## DATA PROVIDED
## Begin

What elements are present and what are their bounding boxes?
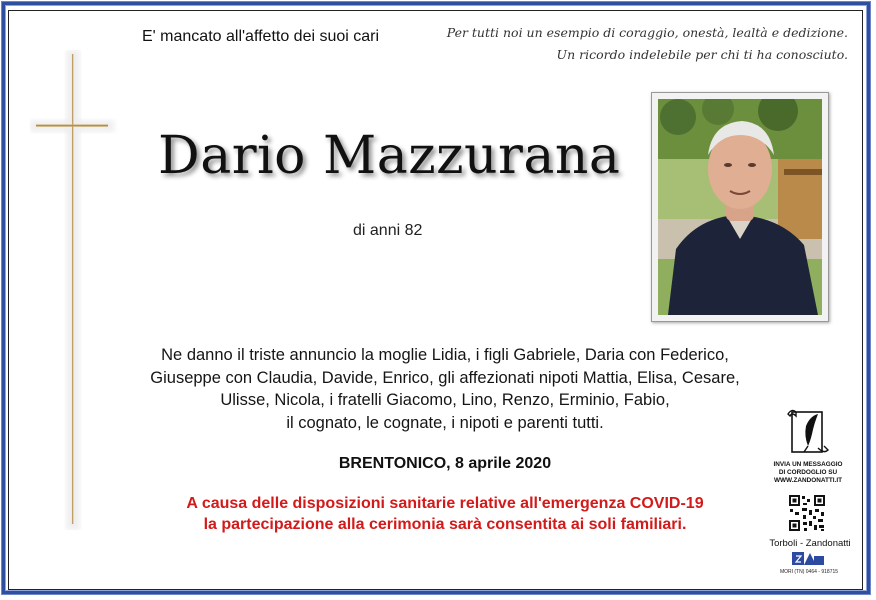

## End
## Begin

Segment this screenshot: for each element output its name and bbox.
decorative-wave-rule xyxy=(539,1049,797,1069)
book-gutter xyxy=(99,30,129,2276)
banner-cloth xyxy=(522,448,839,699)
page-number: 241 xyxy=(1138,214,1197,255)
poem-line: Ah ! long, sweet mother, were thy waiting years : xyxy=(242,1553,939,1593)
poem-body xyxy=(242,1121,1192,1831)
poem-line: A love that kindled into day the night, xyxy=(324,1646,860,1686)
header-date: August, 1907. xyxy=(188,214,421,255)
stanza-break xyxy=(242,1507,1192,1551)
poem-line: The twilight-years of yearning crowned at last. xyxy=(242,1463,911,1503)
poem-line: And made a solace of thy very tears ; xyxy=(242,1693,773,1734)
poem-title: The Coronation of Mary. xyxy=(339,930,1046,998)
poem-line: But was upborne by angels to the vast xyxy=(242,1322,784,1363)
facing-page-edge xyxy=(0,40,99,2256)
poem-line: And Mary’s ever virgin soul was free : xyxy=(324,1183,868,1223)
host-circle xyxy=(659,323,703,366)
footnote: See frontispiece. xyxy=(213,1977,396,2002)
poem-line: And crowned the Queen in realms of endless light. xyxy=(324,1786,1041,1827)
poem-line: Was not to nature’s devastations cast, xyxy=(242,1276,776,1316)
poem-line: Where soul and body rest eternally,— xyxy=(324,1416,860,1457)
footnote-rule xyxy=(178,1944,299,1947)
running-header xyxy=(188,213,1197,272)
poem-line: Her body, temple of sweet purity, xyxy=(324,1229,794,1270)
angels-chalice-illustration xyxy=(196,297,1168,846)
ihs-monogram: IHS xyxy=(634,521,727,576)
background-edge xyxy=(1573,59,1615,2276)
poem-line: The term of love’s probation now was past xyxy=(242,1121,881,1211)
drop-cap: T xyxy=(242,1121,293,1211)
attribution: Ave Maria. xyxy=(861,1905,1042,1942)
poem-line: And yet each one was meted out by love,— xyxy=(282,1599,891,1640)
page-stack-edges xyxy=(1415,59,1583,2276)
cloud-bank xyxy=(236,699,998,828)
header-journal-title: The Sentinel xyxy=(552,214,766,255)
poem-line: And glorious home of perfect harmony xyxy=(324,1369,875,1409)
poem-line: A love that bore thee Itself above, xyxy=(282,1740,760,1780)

## End

## WRITTEN REQUEST
Output the lines of data verbatim, starting with the line that contains "Segment this screenshot: for" and going on through the line that contains "poem-body xyxy=(242,1121,1192,1831)", both included.

## WRITTEN ANSWER
Segment this screenshot: for each element output its name and bbox.
decorative-wave-rule xyxy=(539,1049,797,1069)
book-gutter xyxy=(99,30,129,2276)
banner-cloth xyxy=(522,448,839,699)
page-number: 241 xyxy=(1138,214,1197,255)
poem-line: Ah ! long, sweet mother, were thy waiting years : xyxy=(242,1553,939,1593)
poem-body xyxy=(242,1121,1192,1831)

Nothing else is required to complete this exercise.